GIVEN REQUEST –
Copy every line in which the string "aspect" occurs.

**** EXTRACTED RECORDS

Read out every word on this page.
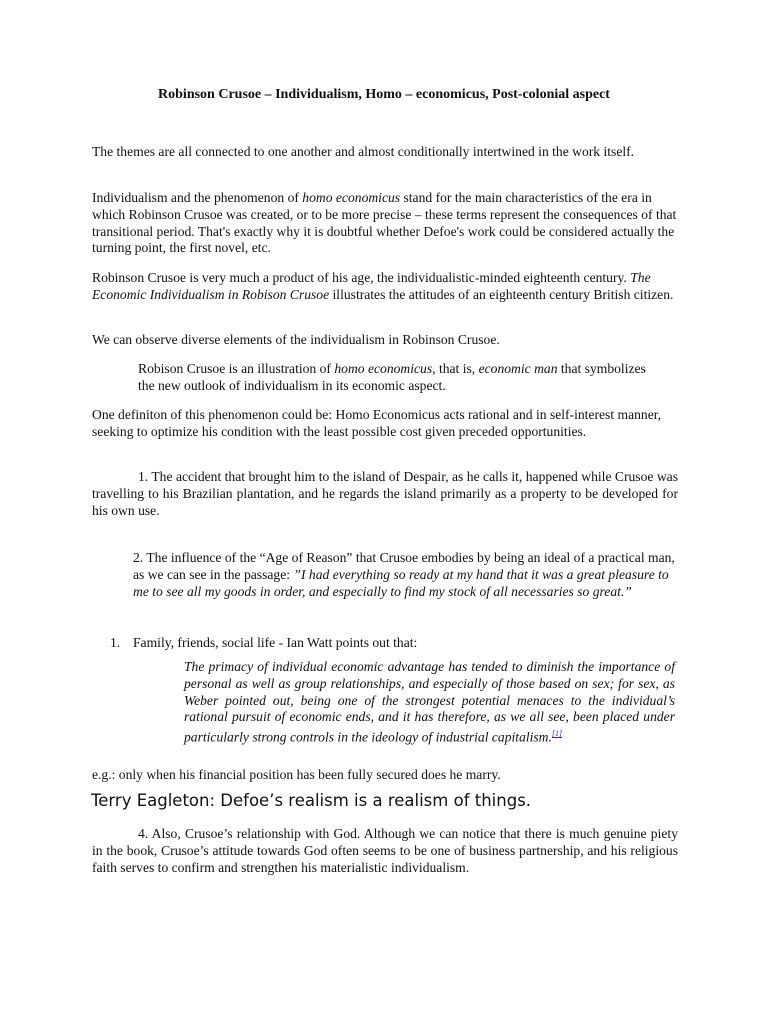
Robinson Crusoe – Individualism, Homo – economicus, Post-colonial aspect

The themes are all connected to one another and almost conditionally intertwined in the work itself.

Individualism and the phenomenon of homo economicus stand for the main characteristics of the era in which Robinson Crusoe was created, or to be more precise – these terms represent the consequences of that transitional period. That's exactly why it is doubtful whether Defoe's work could be considered actually the turning point, the first novel, etc.

Robinson Crusoe is very much a product of his age, the individualistic-minded eighteenth century. The Economic Individualism in Robison Crusoe illustrates the attitudes of an eighteenth century British citizen.

We can observe diverse elements of the individualism in Robinson Crusoe.

Robison Crusoe is an illustration of homo economicus, that is, economic man that symbolizes the new outlook of individualism in its economic aspect.

One definiton of this phenomenon could be: Homo Economicus acts rational and in self-interest manner, seeking to optimize his condition with the least possible cost given preceded opportunities.

1. The accident that brought him to the island of Despair, as he calls it, happened while Crusoe was travelling to his Brazilian plantation, and he regards the island primarily as a property to be developed for his own use.

2. The influence of the “Age of Reason” that Crusoe embodies by being an ideal of a practical man, as we can see in the passage: ”I had everything so ready at my hand that it was a great pleasure to me to see all my goods in order, and especially to find my stock of all necessaries so great.”

1. Family, friends, social life - Ian Watt points out that:

The primacy of individual economic advantage has tended to diminish the importance of personal as well as group relationships, and especially of those based on sex; for sex, as Weber pointed out, being one of the strongest potential menaces to the individual’s rational pursuit of economic ends, and it has therefore, as we all see, been placed under particularly strong controls in the ideology of industrial capitalism.[1]

e.g.: only when his financial position has been fully secured does he marry.

Terry Eagleton: Defoe’s realism is a realism of things.

4. Also, Crusoe’s relationship with God. Although we can notice that there is much genuine piety in the book, Crusoe’s attitude towards God often seems to be one of business partnership, and his religious faith serves to confirm and strengthen his materialistic individualism.
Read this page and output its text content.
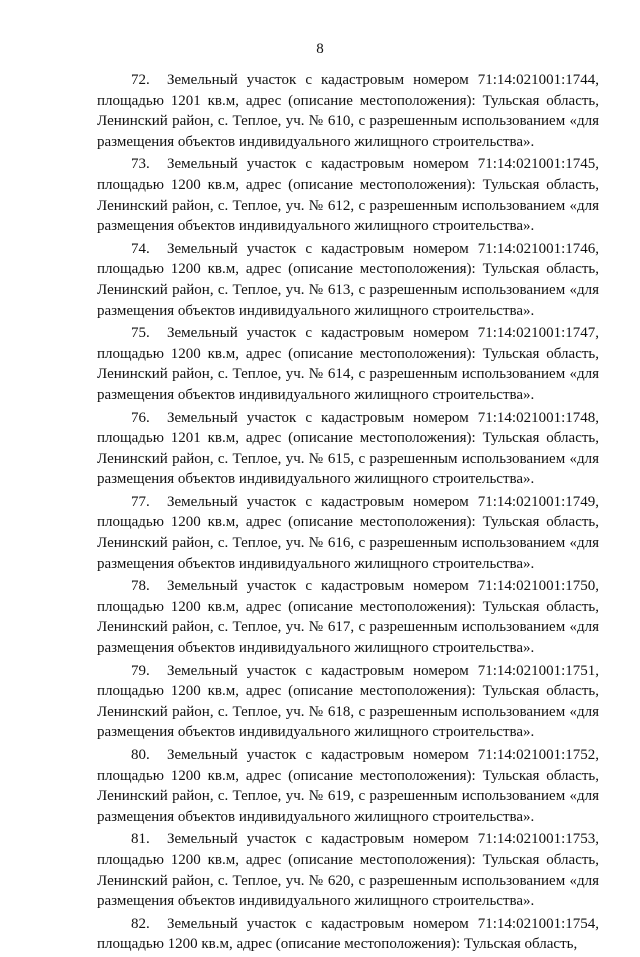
8

72. Земельный участок с кадастровым номером 71:14:021001:1744, площадью 1201 кв.м, адрес (описание местоположения): Тульская область, Ленинский район, с. Теплое, уч. № 610, с разрешенным использованием «для размещения объектов индивидуального жилищного строительства».

73. Земельный участок с кадастровым номером 71:14:021001:1745, площадью 1200 кв.м, адрес (описание местоположения): Тульская область, Ленинский район, с. Теплое, уч. № 612, с разрешенным использованием «для размещения объектов индивидуального жилищного строительства».

74. Земельный участок с кадастровым номером 71:14:021001:1746, площадью 1200 кв.м, адрес (описание местоположения): Тульская область, Ленинский район, с. Теплое, уч. № 613, с разрешенным использованием «для размещения объектов индивидуального жилищного строительства».

75. Земельный участок с кадастровым номером 71:14:021001:1747, площадью 1200 кв.м, адрес (описание местоположения): Тульская область, Ленинский район, с. Теплое, уч. № 614, с разрешенным использованием «для размещения объектов индивидуального жилищного строительства».

76. Земельный участок с кадастровым номером 71:14:021001:1748, площадью 1201 кв.м, адрес (описание местоположения): Тульская область, Ленинский район, с. Теплое, уч. № 615, с разрешенным использованием «для размещения объектов индивидуального жилищного строительства».

77. Земельный участок с кадастровым номером 71:14:021001:1749, площадью 1200 кв.м, адрес (описание местоположения): Тульская область, Ленинский район, с. Теплое, уч. № 616, с разрешенным использованием «для размещения объектов индивидуального жилищного строительства».

78. Земельный участок с кадастровым номером 71:14:021001:1750, площадью 1200 кв.м, адрес (описание местоположения): Тульская область, Ленинский район, с. Теплое, уч. № 617, с разрешенным использованием «для размещения объектов индивидуального жилищного строительства».

79. Земельный участок с кадастровым номером 71:14:021001:1751, площадью 1200 кв.м, адрес (описание местоположения): Тульская область, Ленинский район, с. Теплое, уч. № 618, с разрешенным использованием «для размещения объектов индивидуального жилищного строительства».

80. Земельный участок с кадастровым номером 71:14:021001:1752, площадью 1200 кв.м, адрес (описание местоположения): Тульская область, Ленинский район, с. Теплое, уч. № 619, с разрешенным использованием «для размещения объектов индивидуального жилищного строительства».

81. Земельный участок с кадастровым номером 71:14:021001:1753, площадью 1200 кв.м, адрес (описание местоположения): Тульская область, Ленинский район, с. Теплое, уч. № 620, с разрешенным использованием «для размещения объектов индивидуального жилищного строительства».

82. Земельный участок с кадастровым номером 71:14:021001:1754, площадью 1200 кв.м, адрес (описание местоположения): Тульская область,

********

OUTPUT FOR THIS EXERCISE –
Robinson Crusoe – Individualism, Homo – economicus, Post-colonial aspect
Robison Crusoe is an illustration of homo economicus, that is, economic man that symbolizes the new outlook of individualism in its economic aspect.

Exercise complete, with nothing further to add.